TO BE DONE: Reproduce the lines below verbatim, starting at the first line and ending at the line that contains "colorbar-tick-label: 48 <box>924", with both included.

Start of DATA SHOWN

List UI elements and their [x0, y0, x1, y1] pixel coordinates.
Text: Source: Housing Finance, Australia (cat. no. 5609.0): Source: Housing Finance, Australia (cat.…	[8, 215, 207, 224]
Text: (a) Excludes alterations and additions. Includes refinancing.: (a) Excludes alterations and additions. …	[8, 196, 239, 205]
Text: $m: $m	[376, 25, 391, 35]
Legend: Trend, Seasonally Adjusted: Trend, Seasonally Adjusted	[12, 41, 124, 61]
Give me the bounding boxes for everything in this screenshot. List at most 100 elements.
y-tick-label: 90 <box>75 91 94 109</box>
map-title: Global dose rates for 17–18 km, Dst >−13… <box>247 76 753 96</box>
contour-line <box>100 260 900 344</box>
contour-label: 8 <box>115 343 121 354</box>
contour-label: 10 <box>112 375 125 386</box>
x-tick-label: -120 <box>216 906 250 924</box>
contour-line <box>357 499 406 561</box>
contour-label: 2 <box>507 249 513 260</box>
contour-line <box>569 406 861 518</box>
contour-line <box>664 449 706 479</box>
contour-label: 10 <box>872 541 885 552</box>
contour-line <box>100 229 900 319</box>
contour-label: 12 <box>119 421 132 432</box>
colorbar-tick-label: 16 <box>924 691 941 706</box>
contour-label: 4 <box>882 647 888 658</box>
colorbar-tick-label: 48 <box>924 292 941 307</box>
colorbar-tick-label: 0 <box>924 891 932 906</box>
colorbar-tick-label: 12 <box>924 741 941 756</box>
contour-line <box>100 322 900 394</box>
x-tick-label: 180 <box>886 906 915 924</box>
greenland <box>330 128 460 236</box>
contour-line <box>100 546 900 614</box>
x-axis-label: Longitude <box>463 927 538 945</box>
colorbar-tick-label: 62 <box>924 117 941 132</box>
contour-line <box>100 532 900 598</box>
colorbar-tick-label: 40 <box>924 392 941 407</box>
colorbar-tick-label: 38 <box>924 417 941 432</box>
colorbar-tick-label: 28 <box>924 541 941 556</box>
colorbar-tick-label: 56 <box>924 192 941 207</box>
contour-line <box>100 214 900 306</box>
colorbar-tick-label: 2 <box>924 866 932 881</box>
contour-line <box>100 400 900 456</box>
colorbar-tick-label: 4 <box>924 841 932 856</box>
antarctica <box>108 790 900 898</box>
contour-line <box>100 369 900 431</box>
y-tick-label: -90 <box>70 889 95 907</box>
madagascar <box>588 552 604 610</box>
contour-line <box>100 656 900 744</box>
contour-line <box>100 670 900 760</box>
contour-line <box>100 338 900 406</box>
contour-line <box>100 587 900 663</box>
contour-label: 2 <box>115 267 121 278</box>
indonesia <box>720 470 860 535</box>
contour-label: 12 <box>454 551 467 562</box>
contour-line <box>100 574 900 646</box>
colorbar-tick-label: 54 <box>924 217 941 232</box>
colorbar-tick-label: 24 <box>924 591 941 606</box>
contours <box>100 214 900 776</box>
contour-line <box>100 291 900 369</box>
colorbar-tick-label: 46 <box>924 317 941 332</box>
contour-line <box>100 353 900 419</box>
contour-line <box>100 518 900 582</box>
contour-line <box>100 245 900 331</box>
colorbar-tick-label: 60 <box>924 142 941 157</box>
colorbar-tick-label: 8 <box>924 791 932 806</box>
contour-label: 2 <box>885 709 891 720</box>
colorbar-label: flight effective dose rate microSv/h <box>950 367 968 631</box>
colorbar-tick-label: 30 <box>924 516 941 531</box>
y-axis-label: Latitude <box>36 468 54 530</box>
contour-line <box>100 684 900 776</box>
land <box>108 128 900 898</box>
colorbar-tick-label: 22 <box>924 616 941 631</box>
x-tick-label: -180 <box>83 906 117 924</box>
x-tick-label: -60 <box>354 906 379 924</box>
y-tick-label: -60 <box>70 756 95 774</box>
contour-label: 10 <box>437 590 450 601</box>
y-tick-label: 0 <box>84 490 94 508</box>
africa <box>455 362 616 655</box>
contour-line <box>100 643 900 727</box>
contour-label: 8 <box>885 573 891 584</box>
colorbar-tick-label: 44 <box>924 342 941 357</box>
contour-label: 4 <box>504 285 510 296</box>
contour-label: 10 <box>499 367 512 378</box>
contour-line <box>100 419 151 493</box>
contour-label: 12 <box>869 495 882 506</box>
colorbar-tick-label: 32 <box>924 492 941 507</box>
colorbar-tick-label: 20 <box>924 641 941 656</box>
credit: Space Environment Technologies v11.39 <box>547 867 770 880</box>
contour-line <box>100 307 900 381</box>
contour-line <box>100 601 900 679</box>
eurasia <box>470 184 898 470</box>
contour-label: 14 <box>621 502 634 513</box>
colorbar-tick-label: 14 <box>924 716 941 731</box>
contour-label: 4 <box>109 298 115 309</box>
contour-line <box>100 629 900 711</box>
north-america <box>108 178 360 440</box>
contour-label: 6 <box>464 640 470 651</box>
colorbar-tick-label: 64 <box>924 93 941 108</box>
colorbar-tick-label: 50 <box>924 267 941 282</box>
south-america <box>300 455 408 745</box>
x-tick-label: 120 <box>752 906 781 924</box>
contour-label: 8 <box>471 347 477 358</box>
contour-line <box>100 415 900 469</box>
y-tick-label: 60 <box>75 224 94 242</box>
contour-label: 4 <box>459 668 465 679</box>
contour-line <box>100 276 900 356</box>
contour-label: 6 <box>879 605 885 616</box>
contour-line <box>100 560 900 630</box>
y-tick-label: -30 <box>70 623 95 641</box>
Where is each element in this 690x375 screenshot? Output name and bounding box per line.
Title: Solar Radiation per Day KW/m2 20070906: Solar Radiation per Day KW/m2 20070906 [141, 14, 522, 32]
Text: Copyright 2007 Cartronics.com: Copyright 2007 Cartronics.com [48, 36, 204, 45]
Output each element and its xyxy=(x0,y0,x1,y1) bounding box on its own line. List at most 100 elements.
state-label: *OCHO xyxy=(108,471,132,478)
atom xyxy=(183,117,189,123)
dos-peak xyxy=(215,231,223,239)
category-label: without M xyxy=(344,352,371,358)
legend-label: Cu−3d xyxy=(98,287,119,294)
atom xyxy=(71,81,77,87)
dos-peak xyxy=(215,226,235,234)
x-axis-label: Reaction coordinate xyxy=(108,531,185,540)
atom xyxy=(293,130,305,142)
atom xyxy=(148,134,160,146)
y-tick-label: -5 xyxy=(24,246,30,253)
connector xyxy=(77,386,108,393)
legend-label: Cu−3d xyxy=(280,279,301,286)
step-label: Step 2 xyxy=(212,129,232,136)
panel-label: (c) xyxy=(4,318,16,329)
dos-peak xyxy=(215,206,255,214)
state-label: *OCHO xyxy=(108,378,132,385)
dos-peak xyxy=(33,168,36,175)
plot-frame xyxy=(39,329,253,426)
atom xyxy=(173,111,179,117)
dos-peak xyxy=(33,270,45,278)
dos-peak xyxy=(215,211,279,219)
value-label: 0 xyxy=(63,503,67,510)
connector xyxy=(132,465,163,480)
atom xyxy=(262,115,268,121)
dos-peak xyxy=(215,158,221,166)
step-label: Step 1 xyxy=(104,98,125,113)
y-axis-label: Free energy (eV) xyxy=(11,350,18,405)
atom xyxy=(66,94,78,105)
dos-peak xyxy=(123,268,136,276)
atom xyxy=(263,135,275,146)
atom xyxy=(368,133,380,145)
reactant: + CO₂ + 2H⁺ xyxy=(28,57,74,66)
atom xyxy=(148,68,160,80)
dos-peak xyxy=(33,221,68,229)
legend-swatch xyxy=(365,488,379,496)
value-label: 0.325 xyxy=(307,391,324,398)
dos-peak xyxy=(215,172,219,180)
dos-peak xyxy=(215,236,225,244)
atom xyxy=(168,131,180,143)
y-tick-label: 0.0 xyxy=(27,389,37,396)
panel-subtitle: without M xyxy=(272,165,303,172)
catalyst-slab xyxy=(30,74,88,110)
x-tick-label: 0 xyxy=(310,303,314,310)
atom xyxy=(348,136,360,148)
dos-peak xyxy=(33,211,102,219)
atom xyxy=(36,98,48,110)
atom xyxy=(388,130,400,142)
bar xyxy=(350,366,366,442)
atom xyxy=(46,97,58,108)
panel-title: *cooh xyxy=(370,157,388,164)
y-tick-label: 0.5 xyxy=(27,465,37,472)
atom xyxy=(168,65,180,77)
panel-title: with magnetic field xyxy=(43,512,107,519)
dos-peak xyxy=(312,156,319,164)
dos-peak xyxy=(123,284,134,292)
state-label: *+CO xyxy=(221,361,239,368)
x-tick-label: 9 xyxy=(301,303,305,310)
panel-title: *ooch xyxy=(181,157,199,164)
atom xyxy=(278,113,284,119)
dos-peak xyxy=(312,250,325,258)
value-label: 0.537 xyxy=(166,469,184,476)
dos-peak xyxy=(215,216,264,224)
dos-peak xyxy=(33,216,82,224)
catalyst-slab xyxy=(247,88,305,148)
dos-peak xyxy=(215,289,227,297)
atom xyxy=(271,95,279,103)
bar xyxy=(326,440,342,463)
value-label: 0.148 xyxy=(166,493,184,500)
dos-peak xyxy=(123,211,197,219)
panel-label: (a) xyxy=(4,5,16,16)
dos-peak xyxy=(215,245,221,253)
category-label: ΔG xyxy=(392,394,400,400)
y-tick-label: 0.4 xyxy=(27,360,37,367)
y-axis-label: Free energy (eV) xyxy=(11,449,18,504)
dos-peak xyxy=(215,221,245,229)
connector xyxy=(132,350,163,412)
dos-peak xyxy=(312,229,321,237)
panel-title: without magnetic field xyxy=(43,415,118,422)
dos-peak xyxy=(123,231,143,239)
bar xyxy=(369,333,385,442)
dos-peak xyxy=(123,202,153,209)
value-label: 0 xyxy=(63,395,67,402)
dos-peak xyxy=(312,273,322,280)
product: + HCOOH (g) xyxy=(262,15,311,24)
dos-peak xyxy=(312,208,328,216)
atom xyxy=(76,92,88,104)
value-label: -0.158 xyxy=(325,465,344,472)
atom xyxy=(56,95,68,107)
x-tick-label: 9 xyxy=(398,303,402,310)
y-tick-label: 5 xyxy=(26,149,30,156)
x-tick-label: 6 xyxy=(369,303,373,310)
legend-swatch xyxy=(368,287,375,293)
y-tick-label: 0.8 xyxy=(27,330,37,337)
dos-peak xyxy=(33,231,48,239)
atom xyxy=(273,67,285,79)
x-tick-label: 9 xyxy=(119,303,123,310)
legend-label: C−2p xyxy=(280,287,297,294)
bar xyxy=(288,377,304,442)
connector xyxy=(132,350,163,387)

End of DATA SHOWN

IN RESPONSE:
List UI elements and their [x0, y0, x1, y1] pixel coordinates.
Text: Source: Housing Finance, Australia (cat. no. 5609.0): Source: Housing Finance, Australia (cat.…	[8, 215, 207, 224]
Text: (a) Excludes alterations and additions. Includes refinancing.: (a) Excludes alterations and additions. …	[8, 196, 239, 205]
Text: $m: $m	[376, 25, 391, 35]
Legend: Trend, Seasonally Adjusted: Trend, Seasonally Adjusted	[12, 41, 124, 61]
Give me the bounding boxes for everything in this screenshot. List at most 100 elements.
y-tick-label: 90 <box>75 91 94 109</box>
map-title: Global dose rates for 17–18 km, Dst >−13… <box>247 76 753 96</box>
contour-line <box>100 260 900 344</box>
contour-label: 8 <box>115 343 121 354</box>
contour-label: 10 <box>112 375 125 386</box>
x-tick-label: -120 <box>216 906 250 924</box>
contour-line <box>357 499 406 561</box>
contour-label: 2 <box>507 249 513 260</box>
contour-line <box>569 406 861 518</box>
contour-line <box>664 449 706 479</box>
contour-label: 10 <box>872 541 885 552</box>
contour-line <box>100 229 900 319</box>
contour-label: 12 <box>119 421 132 432</box>
colorbar-tick-label: 16 <box>924 691 941 706</box>
contour-label: 4 <box>882 647 888 658</box>
colorbar-tick-label: 48 <box>924 292 941 307</box>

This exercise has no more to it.